Exercise details
Without the pictures, write out all the lines below exactly as they appear.

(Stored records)
************
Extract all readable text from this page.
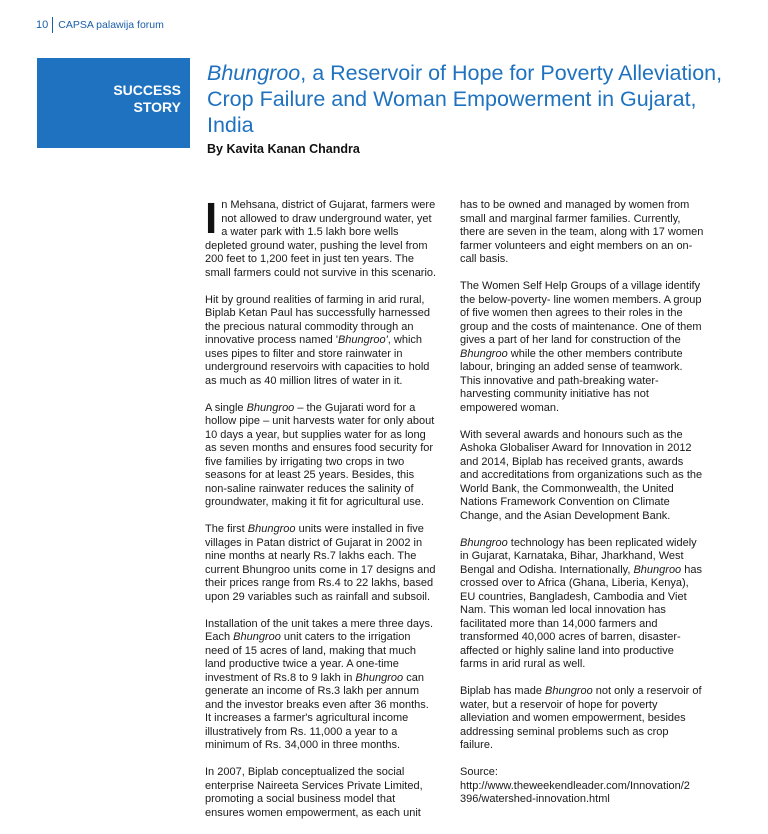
10 CAPSA palawija forum
SUCCESS
STORY
Bhungroo, a Reservoir of Hope for Poverty Alleviation, Crop Failure and Woman Empowerment in Gujarat, India
By Kavita Kanan Chandra

In Mehsana, district of Gujarat, farmers were not allowed to draw underground water, yet a water park with 1.5 lakh bore wells depleted ground water, pushing the level from 200 feet to 1,200 feet in just ten years. The small farmers could not survive in this scenario.

Hit by ground realities of farming in arid rural, Biplab Ketan Paul has successfully harnessed the precious natural commodity through an innovative process named 'Bhungroo', which uses pipes to filter and store rainwater in underground reservoirs with capacities to hold as much as 40 million litres of water in it.

A single Bhungroo – the Gujarati word for a hollow pipe – unit harvests water for only about 10 days a year, but supplies water for as long as seven months and ensures food security for five families by irrigating two crops in two seasons for at least 25 years. Besides, this non-saline rainwater reduces the salinity of groundwater, making it fit for agricultural use.

The first Bhungroo units were installed in five villages in Patan district of Gujarat in 2002 in nine months at nearly Rs.7 lakhs each. The current Bhungroo units come in 17 designs and their prices range from Rs.4 to 22 lakhs, based upon 29 variables such as rainfall and subsoil.

Installation of the unit takes a mere three days. Each Bhungroo unit caters to the irrigation need of 15 acres of land, making that much land productive twice a year. A one-time investment of Rs.8 to 9 lakh in Bhungroo can generate an income of Rs.3 lakh per annum and the investor breaks even after 36 months. It increases a farmer's agricultural income illustratively from Rs. 11,000 a year to a minimum of Rs. 34,000 in three months.

In 2007, Biplab conceptualized the social enterprise Naireeta Services Private Limited, promoting a social business model that ensures women empowerment, as each unit

has to be owned and managed by women from small and marginal farmer families. Currently, there are seven in the team, along with 17 women farmer volunteers and eight members on an on-call basis.

The Women Self Help Groups of a village identify the below-poverty- line women members. A group of five women then agrees to their roles in the group and the costs of maintenance. One of them gives a part of her land for construction of the Bhungroo while the other members contribute labour, bringing an added sense of teamwork. This innovative and path-breaking water-harvesting community initiative has not empowered woman.

With several awards and honours such as the Ashoka Globaliser Award for Innovation in 2012 and 2014, Biplab has received grants, awards and accreditations from organizations such as the World Bank, the Commonwealth, the United Nations Framework Convention on Climate Change, and the Asian Development Bank.

Bhungroo technology has been replicated widely in Gujarat, Karnataka, Bihar, Jharkhand, West Bengal and Odisha. Internationally, Bhungroo has crossed over to Africa (Ghana, Liberia, Kenya), EU countries, Bangladesh, Cambodia and Viet Nam. This woman led local innovation has facilitated more than 14,000 farmers and transformed 40,000 acres of barren, disaster-affected or highly saline land into productive farms in arid rural as well.

Biplab has made Bhungroo not only a reservoir of water, but a reservoir of hope for poverty alleviation and women empowerment, besides addressing seminal problems such as crop failure.

Source:
http://www.theweekendleader.com/Innovation/2
396/watershed-innovation.html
************
Answer to this task
Extract all readable text from this page.
10 CAPSA palawija forum
SUCCESS
STORY
Bhungroo, a Reservoir of Hope for Poverty Alleviation, Crop Failure and Woman Empowerment in Gujarat, India
By Kavita Kanan Chandra

In Mehsana, district of Gujarat, farmers were not allowed to draw underground water, yet a water park with 1.5 lakh bore wells depleted ground water, pushing the level from 200 feet to 1,200 feet in just ten years. The small farmers could not survive in this scenario.

Hit by ground realities of farming in arid rural, Biplab Ketan Paul has successfully harnessed the precious natural commodity through an innovative process named 'Bhungroo', which uses pipes to filter and store rainwater in underground reservoirs with capacities to hold as much as 40 million litres of water in it.

A single Bhungroo – the Gujarati word for a hollow pipe – unit harvests water for only about 10 days a year, but supplies water for as long as seven months and ensures food security for five families by irrigating two crops in two seasons for at least 25 years. Besides, this non-saline rainwater reduces the salinity of groundwater, making it fit for agricultural use.

The first Bhungroo units were installed in five villages in Patan district of Gujarat in 2002 in nine months at nearly Rs.7 lakhs each. The current Bhungroo units come in 17 designs and their prices range from Rs.4 to 22 lakhs, based upon 29 variables such as rainfall and subsoil.

Installation of the unit takes a mere three days. Each Bhungroo unit caters to the irrigation need of 15 acres of land, making that much land productive twice a year. A one-time investment of Rs.8 to 9 lakh in Bhungroo can generate an income of Rs.3 lakh per annum and the investor breaks even after 36 months. It increases a farmer's agricultural income illustratively from Rs. 11,000 a year to a minimum of Rs. 34,000 in three months.

In 2007, Biplab conceptualized the social enterprise Naireeta Services Private Limited, promoting a social business model that ensures women empowerment, as each unit

has to be owned and managed by women from small and marginal farmer families. Currently, there are seven in the team, along with 17 women farmer volunteers and eight members on an on-call basis.

The Women Self Help Groups of a village identify the below-poverty- line women members. A group of five women then agrees to their roles in the group and the costs of maintenance. One of them gives a part of her land for construction of the Bhungroo while the other members contribute labour, bringing an added sense of teamwork. This innovative and path-breaking water-harvesting community initiative has not empowered woman.

With several awards and honours such as the Ashoka Globaliser Award for Innovation in 2012 and 2014, Biplab has received grants, awards and accreditations from organizations such as the World Bank, the Commonwealth, the United Nations Framework Convention on Climate Change, and the Asian Development Bank.

Bhungroo technology has been replicated widely in Gujarat, Karnataka, Bihar, Jharkhand, West Bengal and Odisha. Internationally, Bhungroo has crossed over to Africa (Ghana, Liberia, Kenya), EU countries, Bangladesh, Cambodia and Viet Nam. This woman led local innovation has facilitated more than 14,000 farmers and transformed 40,000 acres of barren, disaster-affected or highly saline land into productive farms in arid rural as well.

Biplab has made Bhungroo not only a reservoir of water, but a reservoir of hope for poverty alleviation and women empowerment, besides addressing seminal problems such as crop failure.

Source:
http://www.theweekendleader.com/Innovation/2
396/watershed-innovation.html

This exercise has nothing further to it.